■ AIM ■
Filter the records for lines holding the string "GENERIC".

Data records:

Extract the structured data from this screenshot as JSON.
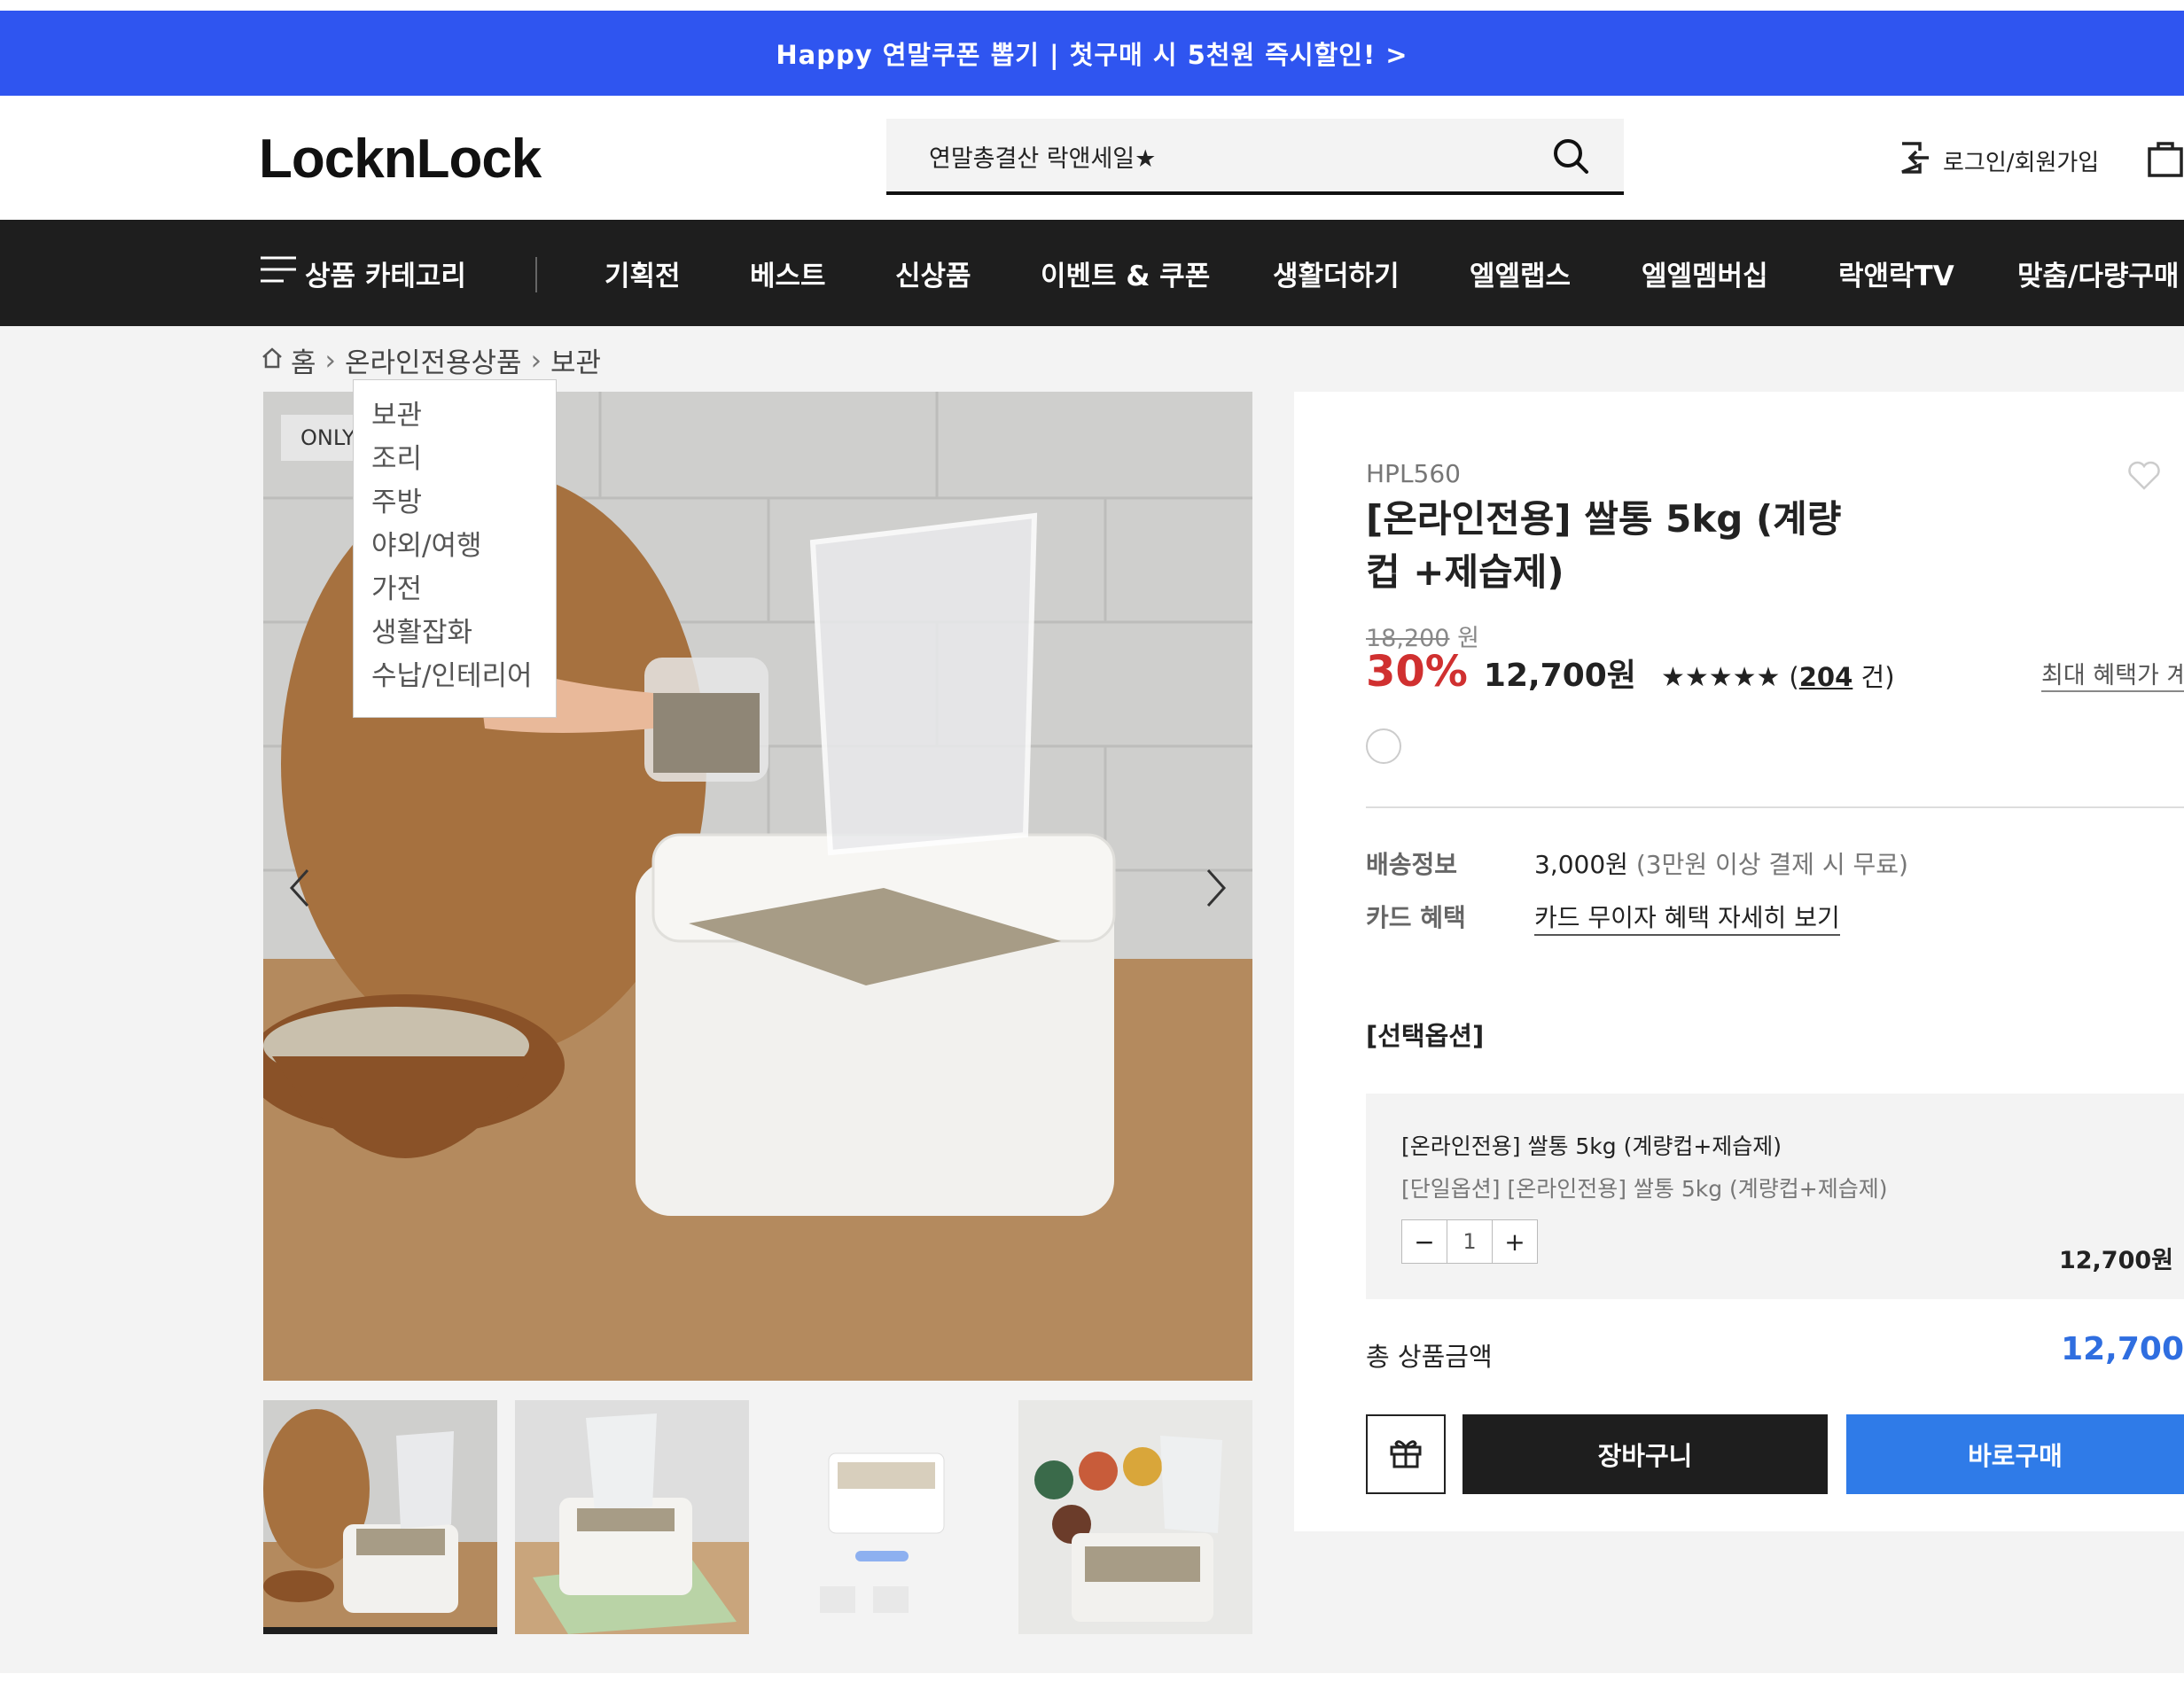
{
  "promo_banner": {
    "text": "Happy 연말쿠폰 뽑기 | 첫구매 시 5천원 즉시할인! >"
  },
  "header": {
    "logo": "LocknLock",
    "search_value": "연말총결산 락앤세일★",
    "login_label": "로그인/회원가입"
  },
  "gnb": {
    "category_label": "상품 카테고리",
    "items": [
      "기획전",
      "베스트",
      "신상품",
      "이벤트 & 쿠폰",
      "생활더하기",
      "엘엘랩스",
      "엘엘멤버십",
      "락앤락TV",
      "맞춤/다량구매"
    ]
  },
  "breadcrumb": {
    "home": "홈",
    "level1": "온라인전용상품",
    "level2": "보관"
  },
  "category_dropdown": [
    "보관",
    "조리",
    "주방",
    "야외/여행",
    "가전",
    "생활잡화",
    "수납/인테리어"
  ],
  "gallery": {
    "badge": "ONLY"
  },
  "product": {
    "code": "HPL560",
    "title": "[온라인전용] 쌀통 5kg (계량컵 +제습제)",
    "original_price": "18,200",
    "original_unit": "원",
    "discount": "30%",
    "price": "12,700원",
    "stars": "★★★★★",
    "review_prefix": "(",
    "review_count": "204",
    "review_suffix": " 건)",
    "benefit_link": "최대 혜택가 계"
  },
  "shipping": {
    "label": "배송정보",
    "value": "3,000원",
    "note": "(3만원 이상 결제 시 무료)",
    "card_label": "카드 혜택",
    "card_link": "카드 무이자 혜택 자세히 보기"
  },
  "option": {
    "section_label": "[선택옵션]",
    "name": "[온라인전용] 쌀통 5kg (계량컵+제습제)",
    "sub": "[단일옵션] [온라인전용] 쌀통 5kg (계량컵+제습제)",
    "minus": "−",
    "qty": "1",
    "plus": "+",
    "price": "12,700원"
  },
  "total": {
    "label": "총 상품금액",
    "value": "12,700"
  },
  "buttons": {
    "cart": "장바구니",
    "buy": "바로구매"
  },
  "colors": {
    "promo": "#2f55f0",
    "gnb": "#1e1e1e",
    "discount": "#d03030",
    "total": "#2f6ee0",
    "buy": "#2f7be8"
  }
}
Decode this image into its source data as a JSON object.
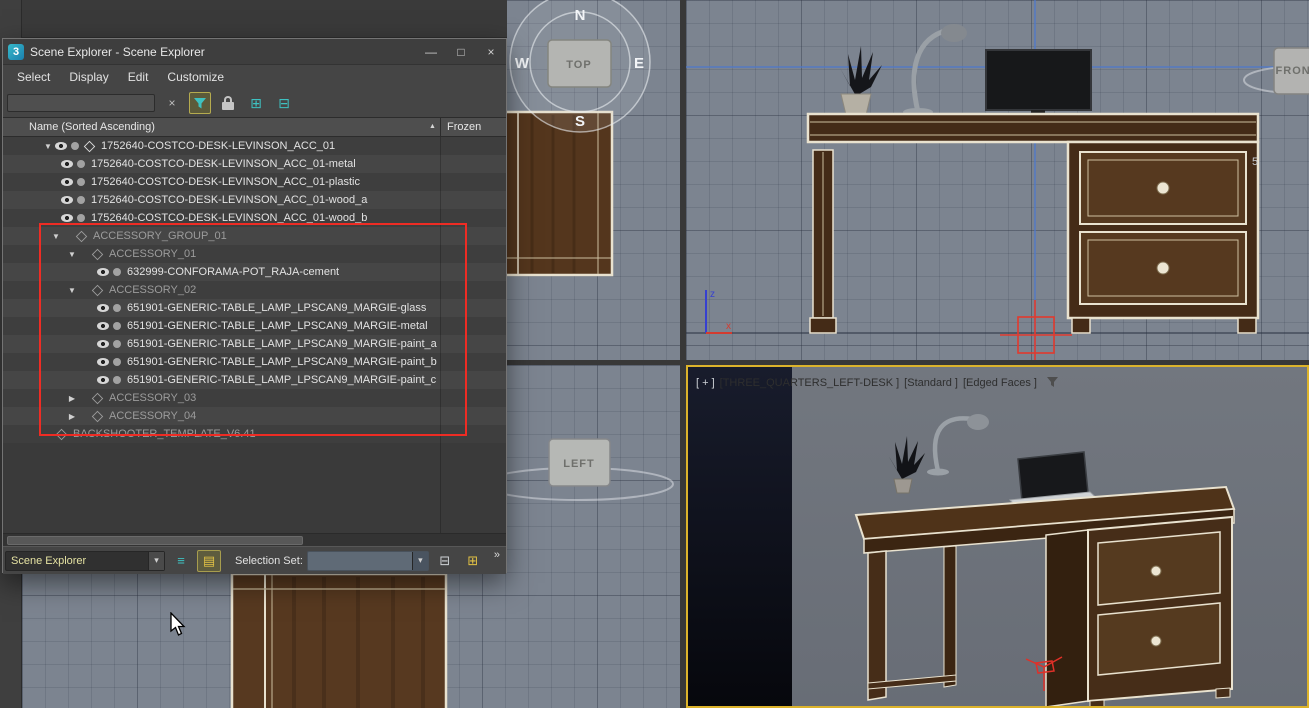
{
  "glyphs": {
    "expanded": "▼",
    "collapsed": "▶",
    "sort_asc": "▲",
    "clear": "×",
    "minimize": "—",
    "maximize": "□",
    "close": "×",
    "dropdown": "▾",
    "chevrons": "»"
  },
  "explorer": {
    "title": "Scene Explorer - Scene Explorer",
    "logo_text": "3",
    "menus": [
      {
        "label": "Select"
      },
      {
        "label": "Display"
      },
      {
        "label": "Edit"
      },
      {
        "label": "Customize"
      }
    ],
    "search": {
      "value": "",
      "placeholder": ""
    },
    "toolbar_icons": {
      "display_children": "⊞",
      "display_dependents": "⊟"
    },
    "columns": {
      "name": "Name (Sorted Ascending)",
      "frozen": "Frozen"
    },
    "tree": {
      "rows": [
        {
          "label": "1752640-COSTCO-DESK-LEVINSON_ACC_01",
          "indent": 38,
          "arrow": "down",
          "eye": true,
          "dot": true,
          "icon": "geom",
          "muted": false
        },
        {
          "label": "1752640-COSTCO-DESK-LEVINSON_ACC_01-metal",
          "indent": 58,
          "arrow": null,
          "eye": true,
          "dot": true,
          "icon": null,
          "muted": false
        },
        {
          "label": "1752640-COSTCO-DESK-LEVINSON_ACC_01-plastic",
          "indent": 58,
          "arrow": null,
          "eye": true,
          "dot": true,
          "icon": null,
          "muted": false
        },
        {
          "label": "1752640-COSTCO-DESK-LEVINSON_ACC_01-wood_a",
          "indent": 58,
          "arrow": null,
          "eye": true,
          "dot": true,
          "icon": null,
          "muted": false
        },
        {
          "label": "1752640-COSTCO-DESK-LEVINSON_ACC_01-wood_b",
          "indent": 58,
          "arrow": null,
          "eye": true,
          "dot": true,
          "icon": null,
          "muted": false
        },
        {
          "label": "ACCESSORY_GROUP_01",
          "indent": 46,
          "arrow": "down",
          "eye": false,
          "dot": false,
          "icon": "group",
          "muted": true
        },
        {
          "label": "ACCESSORY_01",
          "indent": 62,
          "arrow": "down",
          "eye": false,
          "dot": false,
          "icon": "group",
          "muted": true
        },
        {
          "label": "632999-CONFORAMA-POT_RAJA-cement",
          "indent": 94,
          "arrow": null,
          "eye": true,
          "dot": true,
          "icon": null,
          "muted": false
        },
        {
          "label": "ACCESSORY_02",
          "indent": 62,
          "arrow": "down",
          "eye": false,
          "dot": false,
          "icon": "group",
          "muted": true
        },
        {
          "label": "651901-GENERIC-TABLE_LAMP_LPSCAN9_MARGIE-glass",
          "indent": 94,
          "arrow": null,
          "eye": true,
          "dot": true,
          "icon": null,
          "muted": false
        },
        {
          "label": "651901-GENERIC-TABLE_LAMP_LPSCAN9_MARGIE-metal",
          "indent": 94,
          "arrow": null,
          "eye": true,
          "dot": true,
          "icon": null,
          "muted": false
        },
        {
          "label": "651901-GENERIC-TABLE_LAMP_LPSCAN9_MARGIE-paint_a",
          "indent": 94,
          "arrow": null,
          "eye": true,
          "dot": true,
          "icon": null,
          "muted": false
        },
        {
          "label": "651901-GENERIC-TABLE_LAMP_LPSCAN9_MARGIE-paint_b",
          "indent": 94,
          "arrow": null,
          "eye": true,
          "dot": true,
          "icon": null,
          "muted": false
        },
        {
          "label": "651901-GENERIC-TABLE_LAMP_LPSCAN9_MARGIE-paint_c",
          "indent": 94,
          "arrow": null,
          "eye": true,
          "dot": true,
          "icon": null,
          "muted": false
        },
        {
          "label": "ACCESSORY_03",
          "indent": 62,
          "arrow": "right",
          "eye": false,
          "dot": false,
          "icon": "group",
          "muted": true
        },
        {
          "label": "ACCESSORY_04",
          "indent": 62,
          "arrow": "right",
          "eye": false,
          "dot": false,
          "icon": "group",
          "muted": true
        },
        {
          "label": "BACKSHOOTER_TEMPLATE_V6.41",
          "indent": 40,
          "arrow": null,
          "eye": false,
          "dot": false,
          "icon": "group",
          "muted": true
        }
      ]
    },
    "bottom": {
      "explorer_name": "Scene Explorer",
      "selection_set_label": "Selection Set:",
      "selection_set_value": ""
    },
    "bottom_icons": {
      "layers": "≡",
      "pin": "▤",
      "edit_set": "⊟",
      "add_set": "⊞"
    }
  },
  "left_toolbar": {
    "icons": [
      {
        "name": "select-circle-icon",
        "glyph": "○",
        "color": "#e09a3e"
      },
      {
        "name": "pan-move-icon",
        "glyph": "+",
        "color": "#c9ced2"
      },
      {
        "name": "light-icon",
        "glyph": "☼",
        "color": "#e8c63f"
      },
      {
        "name": "grid-window-icon",
        "glyph": "▦",
        "color": "#b9bec2"
      },
      {
        "name": "sheet-icon",
        "glyph": "▤",
        "color": "#e09a3e"
      },
      {
        "name": "pencil-icon",
        "glyph": "✎",
        "color": "#e0b13e"
      },
      {
        "name": "waves-icon",
        "glyph": "≈",
        "color": "#3ec1c1"
      },
      {
        "name": "checker-icon",
        "glyph": "▩",
        "color": "#e09a3e"
      },
      {
        "name": "figure-icon",
        "glyph": "☺",
        "color": "#7fc043"
      },
      {
        "name": "gear-icon",
        "glyph": "⚙",
        "color": "#c9ced2"
      },
      {
        "name": "star-icon",
        "glyph": "*",
        "color": "#e09a3e"
      },
      {
        "name": "monitor-icon",
        "glyph": "▭",
        "color": "#b9bec2"
      },
      {
        "name": "box-solid-icon",
        "glyph": "■",
        "color": "#d8d8d8"
      },
      {
        "name": "list-icon",
        "glyph": "≡",
        "color": "#b9bec2"
      },
      {
        "name": "panel-icon",
        "glyph": "▣",
        "color": "#b9bec2"
      },
      {
        "name": "filter-red-icon",
        "glyph": "▼",
        "color": "#d8534a"
      },
      {
        "name": "filter-teal-icon",
        "glyph": "▼",
        "color": "#3ec1c1"
      },
      {
        "name": "frame-icon",
        "glyph": "□",
        "color": "#d8d8d8"
      }
    ]
  },
  "viewports": {
    "top_left": {
      "cube": "TOP",
      "compass_n": "N",
      "compass_w": "W",
      "compass_e": "E",
      "compass_s": "S"
    },
    "bottom_left": {
      "cube": "LEFT"
    },
    "top_right": {
      "cube": "FRONT",
      "coord": "5",
      "axis_x": "x",
      "axis_z": "z"
    },
    "bottom_right": {
      "seg_plus": "[ + ]",
      "seg_view": "[THREE_QUARTERS_LEFT-DESK ]",
      "seg_renderer": "[Standard ]",
      "seg_shading": "[Edged Faces ]"
    }
  },
  "colors": {
    "accent_teal": "#3ec1c1",
    "highlight_red": "#ee2c24",
    "active_viewport_border": "#dcb32b"
  }
}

■ ANSWER BELOW ■
          "label": "651901-GENERIC-TABLE_LAMP_LPSCAN9_MARGIE-glass",
          "label": "651901-GENERIC-TABLE_LAMP_LPSCAN9_MARGIE-metal",
          "label": "651901-GENERIC-TABLE_LAMP_LPSCAN9_MARGIE-paint_a",
          "label": "651901-GENERIC-TABLE_LAMP_LPSCAN9_MARGIE-paint_b",
          "label": "651901-GENERIC-TABLE_LAMP_LPSCAN9_MARGIE-paint_c",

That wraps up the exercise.